M’aimes-tu?
Sermon en l’église Marble, ville de New York, dimanche 22 septembre 2019
Lecture de l’Évangile: Jean 21,15-18
Pasteur Olav Fykse Tveit
Secrétaire général
Conseil œcuménique des Églises
«M’aimes-tu?»
C’est une question difficile à entendre. Peut-être l’une des questions les plus difficiles que nous puissions nous poser les un-e-s aux autres. La question en elle-même sous-tend un doute qu’il en soit ainsi, et peut-être même des raisons de croire le contraire. La relation qui soulève la question est peut-être brisée. Pourtant, la question révèle également l’espoir de voir l’amour affirmé, et même manifesté de sorte que la question ne doive pas être répétée.
Le contexte de notre texte de l’Évangile est catastrophique. Le pire des scénarios s’est produit. Les mots de Jésus sur la vérité et l’amour, la justice pour les pauvres, et l’espoir en l’avenir ont en effet créé une nouvelle réalité et de nouvelles relations. Or, ce message a également suscité une opposition, principalement de la part des puissant-e-s. Il a mené au complot, aux jeux de pouvoir, à la politisation de la religion, à l’ignorance délibérée et aux violations des responsabilités et principes moraux et légaux. La volonté de contrer ce message et de chercher à s’accrocher au pouvoir a poussé ses ennemi-e-s à infliger violence, cruauté et actes de torture à une personne innocente, allant jusqu’à sa mort.
Y compris les ami-e-s de Jésus, ses ami-e-s les plus proches, ont rompu leur relation par la trahison et le déni de sa personne: «Je n’en suis pas!» Cela donne un caractère d’autant plus remarquable au fait que Jésus, lorsqu’il les retrouve en tant que Christ ressuscité, donne à ses disciples une chance de partager sa nouvelle vie: «Venez déjeuner.» Cet homme qu’ils avaient trahi et laissé seul, les invitait à nouer une nouvelle relation.
L’amour de Jésus, à travers toute relation rompue, toute barrière, toute peur et tout désespoir, n’aurait pas pu être exprimé plus ardemment. L’amour est toujours une question de relation, et l’amour est une question d’avenir: vers où nous dirigeons-nous? Pour y parvenir, le passé doit être éclairci et Jésus l’a fait. En totalité. Son amour pour Pierre et les disciples défaillants était sans réserve. Pourtant, Pierre a dû éclaircir et répondre à la question: m’aimes-tu? Telles sont la question et la réponse qui définiront leur relation future.
Évidemment, la réponse n’est pas aisée. Jésus pose sa question à trois reprises. Ce devait être un instant de vérité dans son esprit.
Aujourd’hui, c’est une question décisive qui est posée à toute personne responsable dans l’Église. M’aimes-tu? La question nous vient de Jésus. Cela dit, il oriente immédiatement l’attention sur toutes les personnes au nom de qui il la pose. Affirmer l’amour engage immédiatement une tâche: pais mes agneaux. Sois le berger de mes brebis. Pais mes brebis. Notre amour de Dieu doit se manifester par la responsabilité et le soin envers quiconque dans le besoin, tous ceux et toutes celles dont Dieu se soucie.

----------------------------------------

● Consigne A
Recopiez mot pour mot tout le passage du sermon, de «Le contexte de» jusqu'à «jusqu’à sa mort.».

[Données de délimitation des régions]

----------------------------------------

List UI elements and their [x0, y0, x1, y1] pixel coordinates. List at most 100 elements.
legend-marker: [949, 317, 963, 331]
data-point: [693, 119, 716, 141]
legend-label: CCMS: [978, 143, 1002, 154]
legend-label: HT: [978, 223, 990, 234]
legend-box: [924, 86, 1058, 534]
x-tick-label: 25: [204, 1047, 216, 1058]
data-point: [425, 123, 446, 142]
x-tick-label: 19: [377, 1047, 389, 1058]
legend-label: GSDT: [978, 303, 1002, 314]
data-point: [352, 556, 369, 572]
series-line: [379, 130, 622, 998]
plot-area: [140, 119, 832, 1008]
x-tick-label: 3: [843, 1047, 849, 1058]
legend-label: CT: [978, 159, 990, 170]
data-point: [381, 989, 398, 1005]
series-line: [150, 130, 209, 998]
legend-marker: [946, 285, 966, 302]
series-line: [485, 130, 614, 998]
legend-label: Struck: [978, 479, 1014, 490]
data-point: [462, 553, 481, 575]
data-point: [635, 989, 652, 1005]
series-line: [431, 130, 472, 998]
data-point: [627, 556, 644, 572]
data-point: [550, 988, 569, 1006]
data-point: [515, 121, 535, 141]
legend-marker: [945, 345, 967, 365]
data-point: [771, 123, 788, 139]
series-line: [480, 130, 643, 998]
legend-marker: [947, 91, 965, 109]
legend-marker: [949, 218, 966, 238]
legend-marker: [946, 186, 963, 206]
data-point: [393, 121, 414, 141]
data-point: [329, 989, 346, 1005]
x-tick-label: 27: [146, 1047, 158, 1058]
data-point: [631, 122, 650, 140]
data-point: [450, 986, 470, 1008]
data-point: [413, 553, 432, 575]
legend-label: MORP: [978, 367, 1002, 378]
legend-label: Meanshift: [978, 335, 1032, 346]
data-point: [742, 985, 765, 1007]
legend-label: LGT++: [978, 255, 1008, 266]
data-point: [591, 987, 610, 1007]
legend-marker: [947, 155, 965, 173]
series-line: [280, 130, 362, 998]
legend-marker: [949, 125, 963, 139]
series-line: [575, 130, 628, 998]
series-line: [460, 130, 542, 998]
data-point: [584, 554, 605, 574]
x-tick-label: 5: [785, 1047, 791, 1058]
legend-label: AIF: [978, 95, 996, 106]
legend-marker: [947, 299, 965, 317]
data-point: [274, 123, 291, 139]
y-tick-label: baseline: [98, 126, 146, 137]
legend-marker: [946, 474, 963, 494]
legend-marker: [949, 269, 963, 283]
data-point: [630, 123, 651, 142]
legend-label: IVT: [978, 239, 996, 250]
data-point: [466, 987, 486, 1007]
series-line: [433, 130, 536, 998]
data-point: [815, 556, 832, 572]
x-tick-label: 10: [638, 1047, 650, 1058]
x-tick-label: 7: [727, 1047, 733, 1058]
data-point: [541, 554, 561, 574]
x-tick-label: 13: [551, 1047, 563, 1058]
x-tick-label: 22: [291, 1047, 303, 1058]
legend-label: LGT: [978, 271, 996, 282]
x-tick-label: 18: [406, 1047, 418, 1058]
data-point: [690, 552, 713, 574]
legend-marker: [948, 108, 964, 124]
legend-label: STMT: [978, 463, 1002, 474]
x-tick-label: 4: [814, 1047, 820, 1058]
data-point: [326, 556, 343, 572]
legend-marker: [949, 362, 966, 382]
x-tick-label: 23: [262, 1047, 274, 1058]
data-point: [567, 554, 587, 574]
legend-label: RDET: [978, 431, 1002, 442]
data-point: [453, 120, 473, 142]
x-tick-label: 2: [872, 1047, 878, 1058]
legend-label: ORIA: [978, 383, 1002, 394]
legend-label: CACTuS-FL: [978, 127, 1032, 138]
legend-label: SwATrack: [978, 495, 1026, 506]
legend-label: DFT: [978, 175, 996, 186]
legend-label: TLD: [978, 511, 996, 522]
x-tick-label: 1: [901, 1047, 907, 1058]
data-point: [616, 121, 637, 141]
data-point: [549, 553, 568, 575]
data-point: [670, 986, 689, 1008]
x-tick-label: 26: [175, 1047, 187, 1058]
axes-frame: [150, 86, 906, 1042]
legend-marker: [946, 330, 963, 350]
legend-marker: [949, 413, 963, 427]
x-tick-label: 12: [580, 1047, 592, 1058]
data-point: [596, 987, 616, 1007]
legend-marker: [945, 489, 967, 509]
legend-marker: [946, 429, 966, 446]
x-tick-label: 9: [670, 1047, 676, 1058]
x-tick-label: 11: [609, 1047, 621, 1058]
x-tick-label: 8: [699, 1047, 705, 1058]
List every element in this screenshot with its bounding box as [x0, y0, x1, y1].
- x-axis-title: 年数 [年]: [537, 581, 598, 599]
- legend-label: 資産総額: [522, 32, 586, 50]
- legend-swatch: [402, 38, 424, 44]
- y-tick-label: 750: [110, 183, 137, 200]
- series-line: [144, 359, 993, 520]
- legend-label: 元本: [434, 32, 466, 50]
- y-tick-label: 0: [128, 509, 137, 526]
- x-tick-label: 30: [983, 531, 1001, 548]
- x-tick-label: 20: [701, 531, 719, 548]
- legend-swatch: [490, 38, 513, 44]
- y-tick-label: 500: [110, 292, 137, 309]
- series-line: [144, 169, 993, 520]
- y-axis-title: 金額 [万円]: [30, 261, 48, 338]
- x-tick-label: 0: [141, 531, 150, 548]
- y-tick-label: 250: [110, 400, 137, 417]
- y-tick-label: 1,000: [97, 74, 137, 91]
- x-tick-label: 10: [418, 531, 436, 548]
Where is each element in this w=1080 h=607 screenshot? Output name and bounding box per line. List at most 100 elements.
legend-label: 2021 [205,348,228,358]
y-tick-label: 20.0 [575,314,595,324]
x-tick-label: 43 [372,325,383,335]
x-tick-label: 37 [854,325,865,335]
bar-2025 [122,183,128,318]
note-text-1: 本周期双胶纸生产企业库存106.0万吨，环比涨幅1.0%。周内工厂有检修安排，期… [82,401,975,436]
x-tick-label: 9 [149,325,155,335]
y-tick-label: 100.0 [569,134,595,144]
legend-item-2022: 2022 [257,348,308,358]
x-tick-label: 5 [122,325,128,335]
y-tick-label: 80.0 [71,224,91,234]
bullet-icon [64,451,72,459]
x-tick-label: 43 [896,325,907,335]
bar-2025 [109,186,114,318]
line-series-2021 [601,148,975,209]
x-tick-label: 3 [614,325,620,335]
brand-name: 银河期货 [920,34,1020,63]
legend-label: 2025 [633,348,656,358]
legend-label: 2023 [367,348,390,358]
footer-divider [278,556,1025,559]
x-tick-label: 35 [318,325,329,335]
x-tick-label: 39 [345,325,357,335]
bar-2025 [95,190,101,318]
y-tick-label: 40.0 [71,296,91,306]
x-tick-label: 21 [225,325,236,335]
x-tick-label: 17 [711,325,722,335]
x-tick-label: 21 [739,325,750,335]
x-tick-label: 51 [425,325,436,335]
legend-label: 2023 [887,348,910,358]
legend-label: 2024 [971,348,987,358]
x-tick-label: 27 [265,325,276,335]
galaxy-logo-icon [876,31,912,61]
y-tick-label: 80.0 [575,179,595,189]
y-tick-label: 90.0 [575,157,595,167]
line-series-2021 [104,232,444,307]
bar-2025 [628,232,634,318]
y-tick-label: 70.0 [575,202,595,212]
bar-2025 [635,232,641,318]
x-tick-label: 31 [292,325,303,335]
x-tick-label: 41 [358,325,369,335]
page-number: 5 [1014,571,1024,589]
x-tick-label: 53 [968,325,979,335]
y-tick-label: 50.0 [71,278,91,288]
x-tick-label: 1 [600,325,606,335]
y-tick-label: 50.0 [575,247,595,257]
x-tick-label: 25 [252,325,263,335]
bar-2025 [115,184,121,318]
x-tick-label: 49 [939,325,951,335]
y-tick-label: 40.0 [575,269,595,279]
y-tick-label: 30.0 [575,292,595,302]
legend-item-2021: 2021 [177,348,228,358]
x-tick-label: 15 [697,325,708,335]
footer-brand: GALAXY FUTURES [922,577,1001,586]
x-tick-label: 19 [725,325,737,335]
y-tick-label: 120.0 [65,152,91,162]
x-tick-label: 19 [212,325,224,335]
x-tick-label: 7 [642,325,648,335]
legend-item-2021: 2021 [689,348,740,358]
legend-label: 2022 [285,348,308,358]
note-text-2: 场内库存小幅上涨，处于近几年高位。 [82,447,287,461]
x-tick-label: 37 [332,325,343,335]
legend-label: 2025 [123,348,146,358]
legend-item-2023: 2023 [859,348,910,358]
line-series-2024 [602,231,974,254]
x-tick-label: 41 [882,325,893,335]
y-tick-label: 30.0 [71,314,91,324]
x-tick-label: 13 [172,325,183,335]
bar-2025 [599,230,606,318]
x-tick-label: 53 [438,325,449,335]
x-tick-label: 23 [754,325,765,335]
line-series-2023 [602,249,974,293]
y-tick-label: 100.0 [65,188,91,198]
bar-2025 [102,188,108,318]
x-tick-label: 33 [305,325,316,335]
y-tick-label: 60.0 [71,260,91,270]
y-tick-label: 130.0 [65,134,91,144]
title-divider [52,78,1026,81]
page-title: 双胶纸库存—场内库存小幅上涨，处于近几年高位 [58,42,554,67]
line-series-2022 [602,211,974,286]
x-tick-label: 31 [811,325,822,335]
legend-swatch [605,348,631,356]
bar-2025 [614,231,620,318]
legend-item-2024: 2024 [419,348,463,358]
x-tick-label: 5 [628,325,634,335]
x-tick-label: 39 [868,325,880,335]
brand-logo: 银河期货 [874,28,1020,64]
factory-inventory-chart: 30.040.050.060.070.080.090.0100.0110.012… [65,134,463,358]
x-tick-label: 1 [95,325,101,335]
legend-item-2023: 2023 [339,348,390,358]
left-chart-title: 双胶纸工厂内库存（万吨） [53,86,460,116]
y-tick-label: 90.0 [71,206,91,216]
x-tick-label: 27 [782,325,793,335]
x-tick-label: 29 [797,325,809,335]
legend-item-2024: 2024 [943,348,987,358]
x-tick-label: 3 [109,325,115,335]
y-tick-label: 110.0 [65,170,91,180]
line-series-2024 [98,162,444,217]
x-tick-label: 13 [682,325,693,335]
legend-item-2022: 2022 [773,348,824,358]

----------------------------------------

● Consigne B
Citez à l'identique les lignes du listing, depuis son début jusqu'à la ligne contenant «legend-marker: [946, 285, 966, 302]», celle-ci incluse.

● Réponse A
Le contexte de notre texte de l’Évangile est catastrophique. Le pire des scénarios s’est produit. Les mots de Jésus sur la vérité et l’amour, la justice pour les pauvres, et l’espoir en l’avenir ont en effet créé une nouvelle réalité et de nouvelles relations. Or, ce message a également suscité une opposition, principalement de la part des puissant-e-s. Il a mené au complot, aux jeux de pouvoir, à la politisation de la religion, à l’ignorance délibérée et aux violations des responsabilités et principes moraux et légaux. La volonté de contrer ce message et de chercher à s’accrocher au pouvoir a poussé ses ennemi-e-s à infliger violence, cruauté et actes de torture à une personne innocente, allant jusqu’à sa mort.

● Réponse B
List UI elements and their [x0, y0, x1, y1] pixel coordinates. List at most 100 elements.
legend-marker: [949, 317, 963, 331]
data-point: [693, 119, 716, 141]
legend-label: CCMS: [978, 143, 1002, 154]
legend-label: HT: [978, 223, 990, 234]
legend-box: [924, 86, 1058, 534]
x-tick-label: 25: [204, 1047, 216, 1058]
data-point: [425, 123, 446, 142]
x-tick-label: 19: [377, 1047, 389, 1058]
legend-label: GSDT: [978, 303, 1002, 314]
data-point: [352, 556, 369, 572]
series-line: [379, 130, 622, 998]
plot-area: [140, 119, 832, 1008]
x-tick-label: 3: [843, 1047, 849, 1058]
legend-label: CT: [978, 159, 990, 170]
data-point: [381, 989, 398, 1005]
series-line: [150, 130, 209, 998]
legend-marker: [946, 285, 966, 302]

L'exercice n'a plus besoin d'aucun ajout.